[BEGIN MATERIAL FOR THE TASK]

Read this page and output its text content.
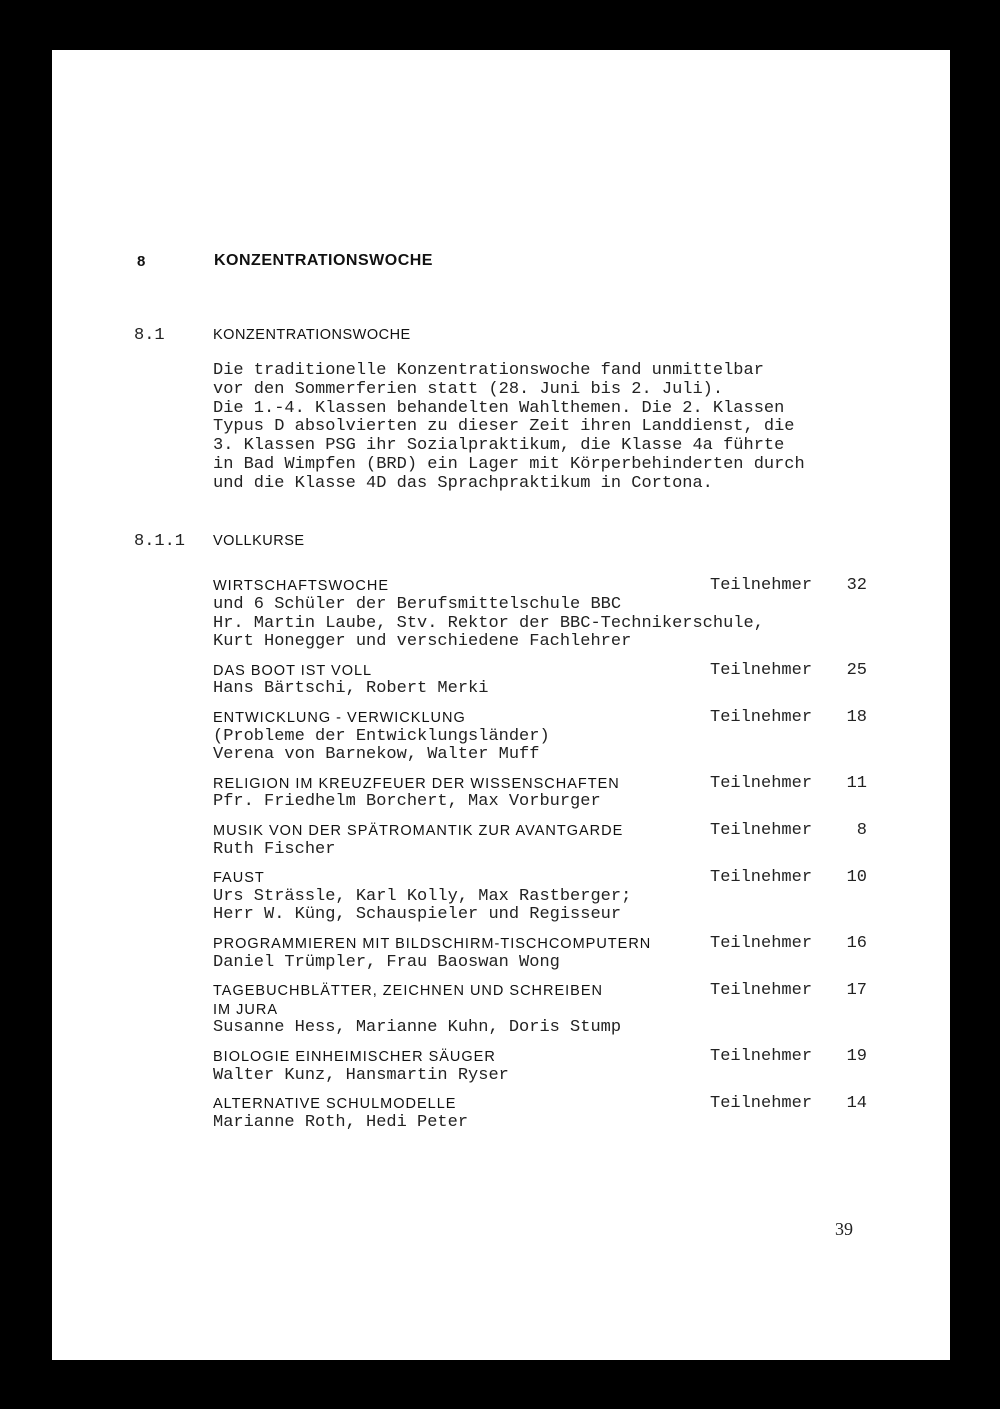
8	KONZENTRATIONSWOCHE
8.1	KONZENTRATIONSWOCHE
Die traditionelle Konzentrationswoche fand unmittelbar
vor den Sommerferien statt (28. Juni bis 2. Juli).
Die 1.-4. Klassen behandelten Wahlthemen. Die 2. Klassen
Typus D absolvierten zu dieser Zeit ihren Landdienst, die
3. Klassen PSG ihr Sozialpraktikum, die Klasse 4a führte
in Bad Wimpfen (BRD) ein Lager mit Körperbehinderten durch
und die Klasse 4D das Sprachpraktikum in Cortona.
8.1.1 VOLLKURSE
WIRTSCHAFTSWOCHE	Teilnehmer	32
und 6 Schüler der Berufsmittelschule BBC
Hr. Martin Laube, Stv. Rektor der BBC-Technikerschule,
Kurt Honegger und verschiedene Fachlehrer
DAS BOOT IST VOLL	Teilnehmer	25
Hans Bärtschi, Robert Merki
ENTWICKLUNG - VERWICKLUNG	Teilnehmer	18
(Probleme der Entwicklungsländer)
Verena von Barnekow, Walter Muff
RELIGION IM KREUZFEUER DER WISSENSCHAFTEN	Teilnehmer	11
Pfr. Friedhelm Borchert, Max Vorburger
MUSIK VON DER SPÄTROMANTIK ZUR AVANTGARDE	Teilnehmer	8
Ruth Fischer
FAUST	Teilnehmer	10
Urs Strässle, Karl Kolly, Max Rastberger;
Herr W. Küng, Schauspieler und Regisseur
PROGRAMMIEREN MIT BILDSCHIRM-TISCHCOMPUTERN	Teilnehmer	16
Daniel Trümpler, Frau Baoswan Wong
TAGEBUCHBLÄTTER, ZEICHNEN UND SCHREIBEN	Teilnehmer	17
IM JURA
Susanne Hess, Marianne Kuhn, Doris Stump
BIOLOGIE EINHEIMISCHER SÄUGER	Teilnehmer	19
Walter Kunz, Hansmartin Ryser
ALTERNATIVE SCHULMODELLE	Teilnehmer	14
Marianne Roth, Hedi Peter
39
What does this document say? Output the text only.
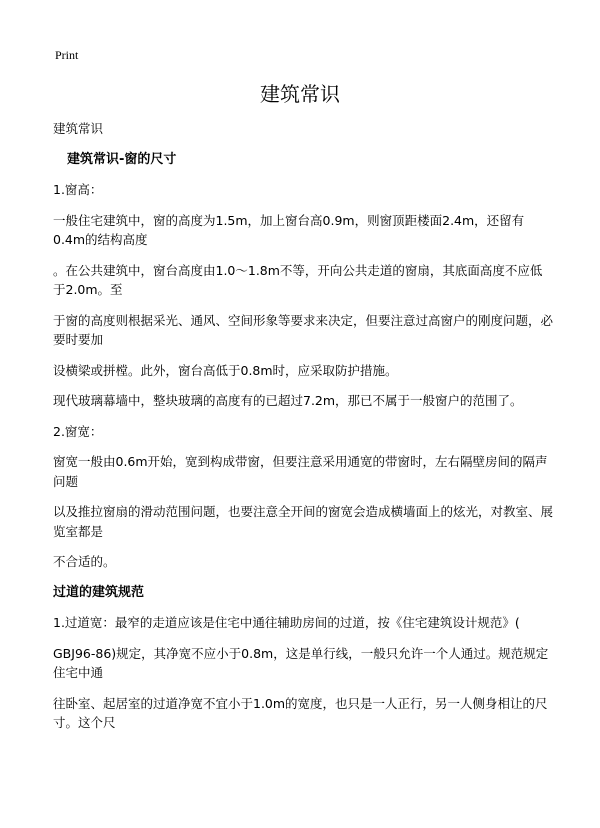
Print
建筑常识

建筑常识

建筑常识-窗的尺寸

1.窗高：

一般住宅建筑中，窗的高度为1.5m，加上窗台高0.9m，则窗顶距楼面2.4m，还留有0.4m的结构高度

。在公共建筑中，窗台高度由1.0～1.8m不等，开向公共走道的窗扇，其底面高度不应低于2.0m。至

于窗的高度则根据采光、通风、空间形象等要求来决定，但要注意过高窗户的刚度问题，必要时要加

设横梁或拼樘。此外，窗台高低于0.8m时，应采取防护措施。

现代玻璃幕墙中，整块玻璃的高度有的已超过7.2m，那已不属于一般窗户的范围了。

2.窗宽：

窗宽一般由0.6m开始，宽到构成带窗，但要注意采用通宽的带窗时，左右隔壁房间的隔声问题

以及推拉窗扇的滑动范围问题，也要注意全开间的窗宽会造成横墙面上的炫光，对教室、展览室都是

不合适的。

过道的建筑规范

1.过道宽：最窄的走道应该是住宅中通往辅助房间的过道，按《住宅建筑设计规范》(

GBJ96-86)规定，其净宽不应小于0.8m，这是单行线，一般只允许一个人通过。规范规定住宅中通

往卧室、起居室的过道净宽不宜小于1.0m的宽度，也只是一人正行，另一人侧身相让的尺寸。这个尺
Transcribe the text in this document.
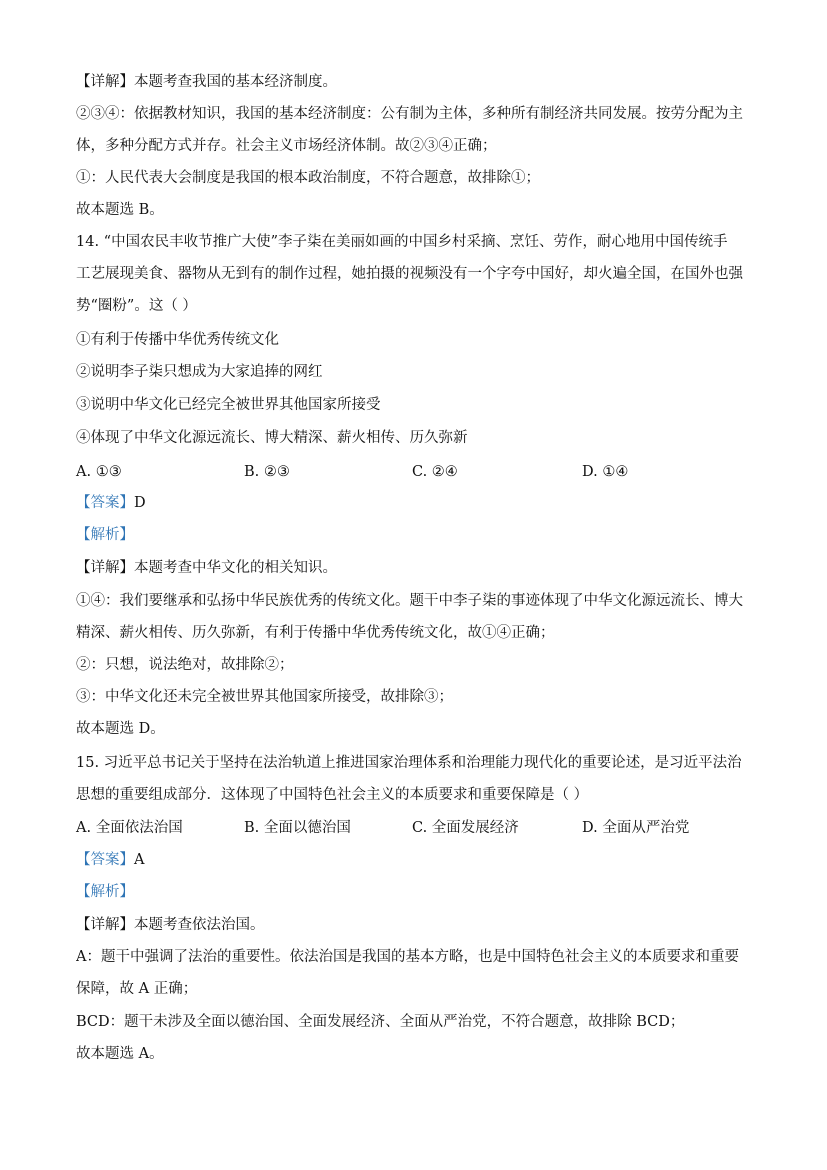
【详解】本题考查我国的基本经济制度。
②③④：依据教材知识，我国的基本经济制度：公有制为主体，多种所有制经济共同发展。按劳分配为主
体，多种分配方式并存。社会主义市场经济体制。故②③④正确；
①：人民代表大会制度是我国的根本政治制度，不符合题意，故排除①；
故本题选 B。
14. “中国农民丰收节推广大使”李子柒在美丽如画的中国乡村采摘、烹饪、劳作，耐心地用中国传统手
工艺展现美食、器物从无到有的制作过程，她拍摄的视频没有一个字夸中国好，却火遍全国，在国外也强
势“圈粉”。这（ ）
①有利于传播中华优秀传统文化
②说明李子柒只想成为大家追捧的网红
③说明中华文化已经完全被世界其他国家所接受
④体现了中华文化源远流长、博大精深、薪火相传、历久弥新
A. ①③	B. ②③	C. ②④	D. ①④
【答案】D
【解析】
【详解】本题考查中华文化的相关知识。
①④：我们要继承和弘扬中华民族优秀的传统文化。题干中李子柒的事迹体现了中华文化源远流长、博大
精深、薪火相传、历久弥新，有利于传播中华优秀传统文化，故①④正确；
②：只想，说法绝对，故排除②；
③：中华文化还未完全被世界其他国家所接受，故排除③；
故本题选 D。
15. 习近平总书记关于坚持在法治轨道上推进国家治理体系和治理能力现代化的重要论述，是习近平法治
思想的重要组成部分．这体现了中国特色社会主义的本质要求和重要保障是（ ）
A. 全面依法治国	B. 全面以德治国	C. 全面发展经济	D. 全面从严治党
【答案】A
【解析】
【详解】本题考查依法治国。
A：题干中强调了法治的重要性。依法治国是我国的基本方略，也是中国特色社会主义的本质要求和重要
保障，故 A 正确；
BCD：题干未涉及全面以德治国、全面发展经济、全面从严治党，不符合题意，故排除 BCD；
故本题选 A。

[END MATERIAL FOR THE TASK]

— INSTRUCTIONS FOR THE TASK —
Reply with one number only, the count of lines above that hold the string "Walter".

— TASK OUTPUT —
2